╭─ DATA EXCERPTS

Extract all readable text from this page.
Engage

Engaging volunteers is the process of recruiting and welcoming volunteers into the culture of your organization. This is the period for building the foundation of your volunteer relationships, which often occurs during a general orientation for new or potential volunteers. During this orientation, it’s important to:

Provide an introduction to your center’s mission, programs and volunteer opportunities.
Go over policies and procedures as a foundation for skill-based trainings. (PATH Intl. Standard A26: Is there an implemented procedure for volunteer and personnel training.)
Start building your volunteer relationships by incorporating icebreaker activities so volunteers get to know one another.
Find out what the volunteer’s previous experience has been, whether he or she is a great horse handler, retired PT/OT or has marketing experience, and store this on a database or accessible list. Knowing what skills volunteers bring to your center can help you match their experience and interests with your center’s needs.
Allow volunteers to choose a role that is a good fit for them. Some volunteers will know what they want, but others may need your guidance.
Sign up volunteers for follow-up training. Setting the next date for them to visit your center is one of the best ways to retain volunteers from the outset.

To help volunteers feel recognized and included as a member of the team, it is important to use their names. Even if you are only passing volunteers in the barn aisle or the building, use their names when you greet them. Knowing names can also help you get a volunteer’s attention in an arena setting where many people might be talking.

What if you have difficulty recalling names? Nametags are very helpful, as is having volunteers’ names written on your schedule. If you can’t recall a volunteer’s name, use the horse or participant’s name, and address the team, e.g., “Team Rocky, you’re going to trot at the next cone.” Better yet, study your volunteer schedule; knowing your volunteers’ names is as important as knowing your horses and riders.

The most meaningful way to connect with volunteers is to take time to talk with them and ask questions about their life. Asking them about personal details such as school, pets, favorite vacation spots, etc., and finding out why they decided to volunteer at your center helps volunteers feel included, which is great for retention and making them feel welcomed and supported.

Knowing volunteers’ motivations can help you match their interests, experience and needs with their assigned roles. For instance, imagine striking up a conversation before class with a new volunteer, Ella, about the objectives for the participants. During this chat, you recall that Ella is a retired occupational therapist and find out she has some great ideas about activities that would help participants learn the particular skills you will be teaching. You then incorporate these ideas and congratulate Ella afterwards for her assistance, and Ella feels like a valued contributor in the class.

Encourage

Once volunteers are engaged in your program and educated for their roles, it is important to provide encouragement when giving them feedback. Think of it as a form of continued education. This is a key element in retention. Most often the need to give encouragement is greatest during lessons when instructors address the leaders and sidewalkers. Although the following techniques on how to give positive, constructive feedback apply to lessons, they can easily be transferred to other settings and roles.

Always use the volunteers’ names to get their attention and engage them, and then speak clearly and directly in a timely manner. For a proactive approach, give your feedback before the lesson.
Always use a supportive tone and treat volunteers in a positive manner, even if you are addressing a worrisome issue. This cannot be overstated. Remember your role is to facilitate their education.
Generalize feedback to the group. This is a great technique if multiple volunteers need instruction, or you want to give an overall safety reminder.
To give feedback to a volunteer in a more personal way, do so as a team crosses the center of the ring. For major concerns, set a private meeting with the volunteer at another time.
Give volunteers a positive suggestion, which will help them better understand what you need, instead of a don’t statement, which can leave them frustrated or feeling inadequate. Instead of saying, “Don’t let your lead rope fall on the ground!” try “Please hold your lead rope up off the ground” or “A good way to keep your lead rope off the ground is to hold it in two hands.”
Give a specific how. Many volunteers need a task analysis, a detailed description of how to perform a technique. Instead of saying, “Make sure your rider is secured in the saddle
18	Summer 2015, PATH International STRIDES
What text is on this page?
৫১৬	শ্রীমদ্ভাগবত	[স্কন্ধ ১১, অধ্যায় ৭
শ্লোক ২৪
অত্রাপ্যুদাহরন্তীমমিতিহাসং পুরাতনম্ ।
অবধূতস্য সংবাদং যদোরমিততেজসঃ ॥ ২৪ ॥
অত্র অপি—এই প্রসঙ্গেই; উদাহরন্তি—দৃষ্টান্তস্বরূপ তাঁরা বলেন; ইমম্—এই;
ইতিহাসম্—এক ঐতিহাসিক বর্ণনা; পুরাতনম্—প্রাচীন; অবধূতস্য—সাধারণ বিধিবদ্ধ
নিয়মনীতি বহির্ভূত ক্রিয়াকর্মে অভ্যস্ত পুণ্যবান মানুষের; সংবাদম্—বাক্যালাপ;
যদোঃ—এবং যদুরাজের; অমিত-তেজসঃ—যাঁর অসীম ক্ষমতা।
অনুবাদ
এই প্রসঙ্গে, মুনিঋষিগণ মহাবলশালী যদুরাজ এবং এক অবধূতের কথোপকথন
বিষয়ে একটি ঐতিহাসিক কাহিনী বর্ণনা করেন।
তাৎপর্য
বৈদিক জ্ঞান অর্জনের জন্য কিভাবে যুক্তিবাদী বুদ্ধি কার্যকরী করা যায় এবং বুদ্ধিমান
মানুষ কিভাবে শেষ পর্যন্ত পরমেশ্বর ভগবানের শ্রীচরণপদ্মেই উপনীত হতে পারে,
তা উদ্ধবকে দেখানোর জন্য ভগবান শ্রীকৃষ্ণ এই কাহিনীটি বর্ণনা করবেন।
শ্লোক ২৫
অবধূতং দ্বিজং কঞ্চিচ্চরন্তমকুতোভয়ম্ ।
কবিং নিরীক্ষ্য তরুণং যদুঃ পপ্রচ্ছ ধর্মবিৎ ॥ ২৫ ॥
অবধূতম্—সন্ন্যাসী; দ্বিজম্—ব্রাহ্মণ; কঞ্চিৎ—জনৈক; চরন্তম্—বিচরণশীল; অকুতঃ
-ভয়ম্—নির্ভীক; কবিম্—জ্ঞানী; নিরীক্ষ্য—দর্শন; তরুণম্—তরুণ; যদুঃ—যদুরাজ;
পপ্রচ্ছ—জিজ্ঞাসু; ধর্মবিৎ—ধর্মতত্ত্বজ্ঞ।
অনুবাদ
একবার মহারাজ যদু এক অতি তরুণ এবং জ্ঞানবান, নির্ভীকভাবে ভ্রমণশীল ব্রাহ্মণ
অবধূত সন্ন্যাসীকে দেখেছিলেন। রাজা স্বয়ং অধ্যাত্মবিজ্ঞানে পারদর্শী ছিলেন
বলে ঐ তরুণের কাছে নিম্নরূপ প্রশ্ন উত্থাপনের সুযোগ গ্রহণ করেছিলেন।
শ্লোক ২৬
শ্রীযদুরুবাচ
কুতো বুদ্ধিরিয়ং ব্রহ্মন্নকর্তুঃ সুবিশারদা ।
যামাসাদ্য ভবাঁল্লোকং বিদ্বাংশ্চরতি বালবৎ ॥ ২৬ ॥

╰─

◆ **EXERCISE REQUIREMENTS**: Output the entries exactly.

◆ **WORKED ANSWER**:
Extract all readable text from this page.
Engage

Engaging volunteers is the process of recruiting and welcoming volunteers into the culture of your organization. This is the period for building the foundation of your volunteer relationships, which often occurs during a general orientation for new or potential volunteers. During this orientation, it’s important to:

Provide an introduction to your center’s mission, programs and volunteer opportunities.
Go over policies and procedures as a foundation for skill-based trainings. (PATH Intl. Standard A26: Is there an implemented procedure for volunteer and personnel training.)
Start building your volunteer relationships by incorporating icebreaker activities so volunteers get to know one another.
Find out what the volunteer’s previous experience has been, whether he or she is a great horse handler, retired PT/OT or has marketing experience, and store this on a database or accessible list. Knowing what skills volunteers bring to your center can help you match their experience and interests with your center’s needs.
Allow volunteers to choose a role that is a good fit for them. Some volunteers will know what they want, but others may need your guidance.
Sign up volunteers for follow-up training. Setting the next date for them to visit your center is one of the best ways to retain volunteers from the outset.

To help volunteers feel recognized and included as a member of the team, it is important to use their names. Even if you are only passing volunteers in the barn aisle or the building, use their names when you greet them. Knowing names can also help you get a volunteer’s attention in an arena setting where many people might be talking.

What if you have difficulty recalling names? Nametags are very helpful, as is having volunteers’ names written on your schedule. If you can’t recall a volunteer’s name, use the horse or participant’s name, and address the team, e.g., “Team Rocky, you’re going to trot at the next cone.” Better yet, study your volunteer schedule; knowing your volunteers’ names is as important as knowing your horses and riders.

The most meaningful way to connect with volunteers is to take time to talk with them and ask questions about their life. Asking them about personal details such as school, pets, favorite vacation spots, etc., and finding out why they decided to volunteer at your center helps volunteers feel included, which is great for retention and making them feel welcomed and supported.

Knowing volunteers’ motivations can help you match their interests, experience and needs with their assigned roles. For instance, imagine striking up a conversation before class with a new volunteer, Ella, about the objectives for the participants. During this chat, you recall that Ella is a retired occupational therapist and find out she has some great ideas about activities that would help participants learn the particular skills you will be teaching. You then incorporate these ideas and congratulate Ella afterwards for her assistance, and Ella feels like a valued contributor in the class.

Encourage

Once volunteers are engaged in your program and educated for their roles, it is important to provide encouragement when giving them feedback. Think of it as a form of continued education. This is a key element in retention. Most often the need to give encouragement is greatest during lessons when instructors address the leaders and sidewalkers. Although the following techniques on how to give positive, constructive feedback apply to lessons, they can easily be transferred to other settings and roles.

Always use the volunteers’ names to get their attention and engage them, and then speak clearly and directly in a timely manner. For a proactive approach, give your feedback before the lesson.
Always use a supportive tone and treat volunteers in a positive manner, even if you are addressing a worrisome issue. This cannot be overstated. Remember your role is to facilitate their education.
Generalize feedback to the group. This is a great technique if multiple volunteers need instruction, or you want to give an overall safety reminder.
To give feedback to a volunteer in a more personal way, do so as a team crosses the center of the ring. For major concerns, set a private meeting with the volunteer at another time.
Give volunteers a positive suggestion, which will help them better understand what you need, instead of a don’t statement, which can leave them frustrated or feeling inadequate. Instead of saying, “Don’t let your lead rope fall on the ground!” try “Please hold your lead rope up off the ground” or “A good way to keep your lead rope off the ground is to hold it in two hands.”
Give a specific how. Many volunteers need a task analysis, a detailed description of how to perform a technique. Instead of saying, “Make sure your rider is secured in the saddle
18	Summer 2015, PATH International STRIDES
What text is on this page?
৫১৬	শ্রীমদ্ভাগবত	[স্কন্ধ ১১, অধ্যায় ৭
শ্লোক ২৪
অত্রাপ্যুদাহরন্তীমমিতিহাসং পুরাতনম্ ।
অবধূতস্য সংবাদং যদোরমিততেজসঃ ॥ ২৪ ॥
অত্র অপি—এই প্রসঙ্গেই; উদাহরন্তি—দৃষ্টান্তস্বরূপ তাঁরা বলেন; ইমম্—এই;
ইতিহাসম্—এক ঐতিহাসিক বর্ণনা; পুরাতনম্—প্রাচীন; অবধূতস্য—সাধারণ বিধিবদ্ধ
নিয়মনীতি বহির্ভূত ক্রিয়াকর্মে অভ্যস্ত পুণ্যবান মানুষের; সংবাদম্—বাক্যালাপ;
যদোঃ—এবং যদুরাজের; অমিত-তেজসঃ—যাঁর অসীম ক্ষমতা।
অনুবাদ
এই প্রসঙ্গে, মুনিঋষিগণ মহাবলশালী যদুরাজ এবং এক অবধূতের কথোপকথন
বিষয়ে একটি ঐতিহাসিক কাহিনী বর্ণনা করেন।
তাৎপর্য
বৈদিক জ্ঞান অর্জনের জন্য কিভাবে যুক্তিবাদী বুদ্ধি কার্যকরী করা যায় এবং বুদ্ধিমান
মানুষ কিভাবে শেষ পর্যন্ত পরমেশ্বর ভগবানের শ্রীচরণপদ্মেই উপনীত হতে পারে,
তা উদ্ধবকে দেখানোর জন্য ভগবান শ্রীকৃষ্ণ এই কাহিনীটি বর্ণনা করবেন।
শ্লোক ২৫
অবধূতং দ্বিজং কঞ্চিচ্চরন্তমকুতোভয়ম্ ।
কবিং নিরীক্ষ্য তরুণং যদুঃ পপ্রচ্ছ ধর্মবিৎ ॥ ২৫ ॥
অবধূতম্—সন্ন্যাসী; দ্বিজম্—ব্রাহ্মণ; কঞ্চিৎ—জনৈক; চরন্তম্—বিচরণশীল; অকুতঃ
-ভয়ম্—নির্ভীক; কবিম্—জ্ঞানী; নিরীক্ষ্য—দর্শন; তরুণম্—তরুণ; যদুঃ—যদুরাজ;
পপ্রচ্ছ—জিজ্ঞাসু; ধর্মবিৎ—ধর্মতত্ত্বজ্ঞ।
অনুবাদ
একবার মহারাজ যদু এক অতি তরুণ এবং জ্ঞানবান, নির্ভীকভাবে ভ্রমণশীল ব্রাহ্মণ
অবধূত সন্ন্যাসীকে দেখেছিলেন। রাজা স্বয়ং অধ্যাত্মবিজ্ঞানে পারদর্শী ছিলেন
বলে ঐ তরুণের কাছে নিম্নরূপ প্রশ্ন উত্থাপনের সুযোগ গ্রহণ করেছিলেন।
শ্লোক ২৬
শ্রীযদুরুবাচ
কুতো বুদ্ধিরিয়ং ব্রহ্মন্নকর্তুঃ সুবিশারদা ।
যামাসাদ্য ভবাঁল্লোকং বিদ্বাংশ্চরতি বালবৎ ॥ ২৬ ॥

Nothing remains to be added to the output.